The entries that follow should be written out exactly.

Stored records
++++
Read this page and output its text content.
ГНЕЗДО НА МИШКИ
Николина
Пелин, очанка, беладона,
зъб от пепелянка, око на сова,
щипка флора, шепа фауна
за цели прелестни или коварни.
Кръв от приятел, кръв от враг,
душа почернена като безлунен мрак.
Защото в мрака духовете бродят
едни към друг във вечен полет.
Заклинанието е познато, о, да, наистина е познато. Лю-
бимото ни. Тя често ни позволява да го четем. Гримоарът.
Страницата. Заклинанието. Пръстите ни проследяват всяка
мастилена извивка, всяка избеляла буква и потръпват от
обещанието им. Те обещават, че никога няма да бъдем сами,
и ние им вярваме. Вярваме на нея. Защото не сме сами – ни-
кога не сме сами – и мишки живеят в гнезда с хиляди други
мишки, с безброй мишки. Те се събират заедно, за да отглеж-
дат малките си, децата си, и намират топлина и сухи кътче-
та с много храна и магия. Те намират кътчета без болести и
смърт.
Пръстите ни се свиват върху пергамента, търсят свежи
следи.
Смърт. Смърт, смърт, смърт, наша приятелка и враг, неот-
++++
▶ **Answer to the exercise**:
Read this page and output its text content.
ГНЕЗДО НА МИШКИ
Николина
Пелин, очанка, беладона,
зъб от пепелянка, око на сова,
щипка флора, шепа фауна
за цели прелестни или коварни.
Кръв от приятел, кръв от враг,
душа почернена като безлунен мрак.
Защото в мрака духовете бродят
едни към друг във вечен полет.
Заклинанието е познато, о, да, наистина е познато. Лю-
бимото ни. Тя често ни позволява да го четем. Гримоарът.
Страницата. Заклинанието. Пръстите ни проследяват всяка
мастилена извивка, всяка избеляла буква и потръпват от
обещанието им. Те обещават, че никога няма да бъдем сами,
и ние им вярваме. Вярваме на нея. Защото не сме сами – ни-
кога не сме сами – и мишки живеят в гнезда с хиляди други
мишки, с безброй мишки. Те се събират заедно, за да отглеж-
дат малките си, децата си, и намират топлина и сухи кътче-
та с много храна и магия. Те намират кътчета без болести и
смърт.
Пръстите ни се свиват върху пергамента, търсят свежи
следи.
Смърт. Смърт, смърт, смърт, наша приятелка и враг, неот-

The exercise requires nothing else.